■ **EXTRACTED MATERIAL**:
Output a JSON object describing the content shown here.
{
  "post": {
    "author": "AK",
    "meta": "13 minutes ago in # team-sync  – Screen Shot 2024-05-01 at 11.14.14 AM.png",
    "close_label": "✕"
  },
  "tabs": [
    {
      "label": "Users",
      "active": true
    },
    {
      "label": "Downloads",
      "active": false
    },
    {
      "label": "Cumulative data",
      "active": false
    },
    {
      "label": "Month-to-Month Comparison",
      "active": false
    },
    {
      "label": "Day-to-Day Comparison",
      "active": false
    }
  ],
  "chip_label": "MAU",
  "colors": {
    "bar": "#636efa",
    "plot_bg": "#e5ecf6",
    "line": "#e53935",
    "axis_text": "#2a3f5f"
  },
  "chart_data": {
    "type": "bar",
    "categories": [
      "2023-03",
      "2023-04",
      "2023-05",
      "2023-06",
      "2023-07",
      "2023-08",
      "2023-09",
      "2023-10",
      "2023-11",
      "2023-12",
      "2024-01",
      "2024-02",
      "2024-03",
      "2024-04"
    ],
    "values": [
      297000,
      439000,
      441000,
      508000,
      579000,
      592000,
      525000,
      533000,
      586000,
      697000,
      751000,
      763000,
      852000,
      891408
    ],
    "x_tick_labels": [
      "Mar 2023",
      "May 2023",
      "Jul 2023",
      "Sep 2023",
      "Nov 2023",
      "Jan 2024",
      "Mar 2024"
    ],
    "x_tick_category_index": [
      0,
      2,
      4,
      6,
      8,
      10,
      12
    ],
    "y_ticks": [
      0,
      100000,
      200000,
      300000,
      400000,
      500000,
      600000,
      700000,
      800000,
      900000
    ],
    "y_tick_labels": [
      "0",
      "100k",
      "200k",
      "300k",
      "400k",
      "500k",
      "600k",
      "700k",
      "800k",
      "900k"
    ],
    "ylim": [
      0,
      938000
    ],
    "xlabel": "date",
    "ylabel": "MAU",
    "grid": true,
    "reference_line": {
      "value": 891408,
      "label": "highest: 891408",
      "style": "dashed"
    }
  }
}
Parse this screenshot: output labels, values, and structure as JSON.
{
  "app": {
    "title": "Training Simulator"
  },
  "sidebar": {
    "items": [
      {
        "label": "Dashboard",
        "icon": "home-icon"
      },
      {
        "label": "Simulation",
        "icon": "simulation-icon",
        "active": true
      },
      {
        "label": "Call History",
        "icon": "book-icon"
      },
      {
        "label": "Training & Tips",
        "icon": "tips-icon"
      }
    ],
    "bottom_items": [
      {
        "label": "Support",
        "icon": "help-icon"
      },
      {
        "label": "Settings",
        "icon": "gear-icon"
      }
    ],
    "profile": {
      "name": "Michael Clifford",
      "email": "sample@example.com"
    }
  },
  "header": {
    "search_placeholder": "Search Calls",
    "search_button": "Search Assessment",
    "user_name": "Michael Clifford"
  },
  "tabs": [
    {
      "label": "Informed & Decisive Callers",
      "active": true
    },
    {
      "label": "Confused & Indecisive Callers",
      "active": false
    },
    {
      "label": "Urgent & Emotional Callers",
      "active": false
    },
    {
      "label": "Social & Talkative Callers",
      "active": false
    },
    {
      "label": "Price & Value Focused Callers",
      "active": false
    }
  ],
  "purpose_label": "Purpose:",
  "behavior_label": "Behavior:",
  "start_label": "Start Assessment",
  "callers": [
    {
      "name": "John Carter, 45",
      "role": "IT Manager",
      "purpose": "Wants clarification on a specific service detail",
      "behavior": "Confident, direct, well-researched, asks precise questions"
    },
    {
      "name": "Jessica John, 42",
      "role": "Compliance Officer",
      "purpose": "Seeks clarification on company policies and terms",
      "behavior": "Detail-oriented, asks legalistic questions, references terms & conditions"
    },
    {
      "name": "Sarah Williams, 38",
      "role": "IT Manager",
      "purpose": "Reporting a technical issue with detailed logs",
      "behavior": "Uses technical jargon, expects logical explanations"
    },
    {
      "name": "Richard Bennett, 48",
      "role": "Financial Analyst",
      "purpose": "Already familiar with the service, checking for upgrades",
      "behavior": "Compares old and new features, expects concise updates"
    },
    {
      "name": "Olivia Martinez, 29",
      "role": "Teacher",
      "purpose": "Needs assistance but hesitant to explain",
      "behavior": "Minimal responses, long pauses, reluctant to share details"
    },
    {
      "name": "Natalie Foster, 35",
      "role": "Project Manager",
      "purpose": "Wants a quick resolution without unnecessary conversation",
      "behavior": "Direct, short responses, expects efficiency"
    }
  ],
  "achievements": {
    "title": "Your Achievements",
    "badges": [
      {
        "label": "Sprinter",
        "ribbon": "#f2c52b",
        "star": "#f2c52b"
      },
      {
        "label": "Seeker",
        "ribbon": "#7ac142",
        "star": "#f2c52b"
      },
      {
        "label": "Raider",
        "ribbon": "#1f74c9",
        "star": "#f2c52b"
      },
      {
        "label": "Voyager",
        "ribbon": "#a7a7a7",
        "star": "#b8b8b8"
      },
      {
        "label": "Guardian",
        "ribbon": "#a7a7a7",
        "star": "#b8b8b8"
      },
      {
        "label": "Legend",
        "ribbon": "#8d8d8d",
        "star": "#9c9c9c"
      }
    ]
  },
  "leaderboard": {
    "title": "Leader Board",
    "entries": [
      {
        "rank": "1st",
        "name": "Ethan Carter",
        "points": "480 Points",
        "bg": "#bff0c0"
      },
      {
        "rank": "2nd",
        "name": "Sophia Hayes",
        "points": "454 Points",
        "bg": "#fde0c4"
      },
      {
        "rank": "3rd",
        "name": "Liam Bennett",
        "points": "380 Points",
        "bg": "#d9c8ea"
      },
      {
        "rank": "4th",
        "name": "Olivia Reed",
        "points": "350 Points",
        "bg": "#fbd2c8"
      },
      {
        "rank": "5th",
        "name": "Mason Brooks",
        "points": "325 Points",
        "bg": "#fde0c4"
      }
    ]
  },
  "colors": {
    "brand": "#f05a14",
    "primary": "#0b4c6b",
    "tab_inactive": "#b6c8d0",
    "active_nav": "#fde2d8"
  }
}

■ **SHORT PROBLEM**:
Identify the lines in the entries above that contain "true", then copy them out.

■ **SOLVED EXERCISE**:
      "active": true
    "grid": true,
        "active": true
      "active": true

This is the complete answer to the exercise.